Convert the stretch of lines from the beginning through the line containing "message-time: 21:57 (559, 337, 602, 356)" into a JSON list of strings, one string per line and no blank lines.

┌──

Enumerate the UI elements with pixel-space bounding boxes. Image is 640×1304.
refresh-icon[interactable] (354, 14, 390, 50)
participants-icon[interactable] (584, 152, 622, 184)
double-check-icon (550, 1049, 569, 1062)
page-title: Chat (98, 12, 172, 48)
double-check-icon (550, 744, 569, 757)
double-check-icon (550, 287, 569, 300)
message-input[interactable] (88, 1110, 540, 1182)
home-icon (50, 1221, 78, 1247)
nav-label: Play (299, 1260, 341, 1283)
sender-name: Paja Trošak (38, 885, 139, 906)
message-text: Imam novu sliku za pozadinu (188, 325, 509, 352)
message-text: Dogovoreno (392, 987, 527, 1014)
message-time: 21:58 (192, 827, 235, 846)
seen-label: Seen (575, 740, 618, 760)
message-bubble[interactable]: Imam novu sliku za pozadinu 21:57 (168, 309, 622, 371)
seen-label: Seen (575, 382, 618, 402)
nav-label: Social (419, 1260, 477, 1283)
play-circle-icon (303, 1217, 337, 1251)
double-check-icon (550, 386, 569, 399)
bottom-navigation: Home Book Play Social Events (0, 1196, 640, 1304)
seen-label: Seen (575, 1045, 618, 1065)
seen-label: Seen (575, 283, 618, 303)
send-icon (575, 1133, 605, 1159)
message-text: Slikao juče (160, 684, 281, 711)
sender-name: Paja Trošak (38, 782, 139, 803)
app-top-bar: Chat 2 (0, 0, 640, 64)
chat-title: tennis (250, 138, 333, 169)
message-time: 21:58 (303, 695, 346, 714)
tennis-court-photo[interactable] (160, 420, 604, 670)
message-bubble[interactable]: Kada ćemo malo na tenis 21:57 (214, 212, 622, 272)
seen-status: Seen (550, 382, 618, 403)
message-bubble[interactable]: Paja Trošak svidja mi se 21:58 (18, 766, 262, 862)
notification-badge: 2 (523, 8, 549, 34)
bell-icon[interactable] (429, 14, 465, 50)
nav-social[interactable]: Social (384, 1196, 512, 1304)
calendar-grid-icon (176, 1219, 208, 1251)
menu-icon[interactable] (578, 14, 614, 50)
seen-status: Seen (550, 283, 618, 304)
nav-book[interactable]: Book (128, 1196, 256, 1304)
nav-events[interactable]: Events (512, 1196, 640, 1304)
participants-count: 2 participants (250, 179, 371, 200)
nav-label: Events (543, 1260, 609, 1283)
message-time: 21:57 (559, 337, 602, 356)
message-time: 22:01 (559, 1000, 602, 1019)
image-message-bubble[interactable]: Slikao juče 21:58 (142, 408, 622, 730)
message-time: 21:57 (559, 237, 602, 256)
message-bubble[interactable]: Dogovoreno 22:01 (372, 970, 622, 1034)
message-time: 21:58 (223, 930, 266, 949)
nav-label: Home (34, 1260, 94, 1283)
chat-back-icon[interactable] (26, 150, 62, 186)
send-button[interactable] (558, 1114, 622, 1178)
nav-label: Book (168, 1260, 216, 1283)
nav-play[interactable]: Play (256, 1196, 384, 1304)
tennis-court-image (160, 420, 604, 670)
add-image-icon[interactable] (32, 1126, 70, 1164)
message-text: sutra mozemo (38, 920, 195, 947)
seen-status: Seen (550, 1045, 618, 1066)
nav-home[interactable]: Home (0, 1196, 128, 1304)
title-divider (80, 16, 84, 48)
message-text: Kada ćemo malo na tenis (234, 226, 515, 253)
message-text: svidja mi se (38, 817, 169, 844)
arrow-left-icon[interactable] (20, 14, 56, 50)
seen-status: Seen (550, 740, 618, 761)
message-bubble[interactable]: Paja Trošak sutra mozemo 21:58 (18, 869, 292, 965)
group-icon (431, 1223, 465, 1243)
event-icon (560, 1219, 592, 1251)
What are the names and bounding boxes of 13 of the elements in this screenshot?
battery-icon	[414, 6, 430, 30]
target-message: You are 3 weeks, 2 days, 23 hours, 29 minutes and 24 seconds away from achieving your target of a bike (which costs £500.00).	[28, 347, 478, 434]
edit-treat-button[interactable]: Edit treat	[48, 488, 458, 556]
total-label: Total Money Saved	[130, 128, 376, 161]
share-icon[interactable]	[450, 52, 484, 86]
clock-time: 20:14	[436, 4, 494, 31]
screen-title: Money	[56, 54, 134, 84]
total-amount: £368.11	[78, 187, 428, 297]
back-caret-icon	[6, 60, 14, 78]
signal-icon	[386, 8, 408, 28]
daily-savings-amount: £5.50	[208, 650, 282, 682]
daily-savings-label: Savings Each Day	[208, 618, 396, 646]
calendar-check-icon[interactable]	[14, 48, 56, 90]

└──

CORRECT ANSWER:
[
  "Enumerate the UI elements with pixel-space bounding boxes. Image is 640×1304.",
  "refresh-icon[interactable] (354, 14, 390, 50)",
  "participants-icon[interactable] (584, 152, 622, 184)",
  "double-check-icon (550, 1049, 569, 1062)",
  "page-title: Chat (98, 12, 172, 48)",
  "double-check-icon (550, 744, 569, 757)",
  "double-check-icon (550, 287, 569, 300)",
  "message-input[interactable] (88, 1110, 540, 1182)",
  "home-icon (50, 1221, 78, 1247)",
  "nav-label: Play (299, 1260, 341, 1283)",
  "sender-name: Paja Trošak (38, 885, 139, 906)",
  "message-text: Imam novu sliku za pozadinu (188, 325, 509, 352)",
  "message-text: Dogovoreno (392, 987, 527, 1014)",
  "message-time: 21:58 (192, 827, 235, 846)",
  "seen-label: Seen (575, 740, 618, 760)",
  "message-bubble[interactable]: Imam novu sliku za pozadinu 21:57 (168, 309, 622, 371)",
  "seen-label: Seen (575, 382, 618, 402)",
  "nav-label: Social (419, 1260, 477, 1283)",
  "play-circle-icon (303, 1217, 337, 1251)",
  "double-check-icon (550, 386, 569, 399)",
  "bottom-navigation: Home Book Play Social Events (0, 1196, 640, 1304)",
  "seen-label: Seen (575, 1045, 618, 1065)",
  "seen-label: Seen (575, 283, 618, 303)",
  "send-icon (575, 1133, 605, 1159)",
  "message-text: Slikao juče (160, 684, 281, 711)",
  "sender-name: Paja Trošak (38, 782, 139, 803)",
  "app-top-bar: Chat 2 (0, 0, 640, 64)",
  "chat-title: tennis (250, 138, 333, 169)",
  "message-time: 21:58 (303, 695, 346, 714)",
  "tennis-court-photo[interactable] (160, 420, 604, 670)",
  "message-bubble[interactable]: Kada ćemo malo na tenis 21:57 (214, 212, 622, 272)",
  "seen-status: Seen (550, 382, 618, 403)",
  "message-bubble[interactable]: Paja Trošak svidja mi se 21:58 (18, 766, 262, 862)",
  "notification-badge: 2 (523, 8, 549, 34)",
  "bell-icon[interactable] (429, 14, 465, 50)",
  "nav-social[interactable]: Social (384, 1196, 512, 1304)",
  "calendar-grid-icon (176, 1219, 208, 1251)",
  "menu-icon[interactable] (578, 14, 614, 50)",
  "seen-status: Seen (550, 283, 618, 304)",
  "nav-book[interactable]: Book (128, 1196, 256, 1304)",
  "nav-events[interactable]: Events (512, 1196, 640, 1304)",
  "participants-count: 2 participants (250, 179, 371, 200)",
  "nav-label: Events (543, 1260, 609, 1283)",
  "message-time: 21:57 (559, 337, 602, 356)"
]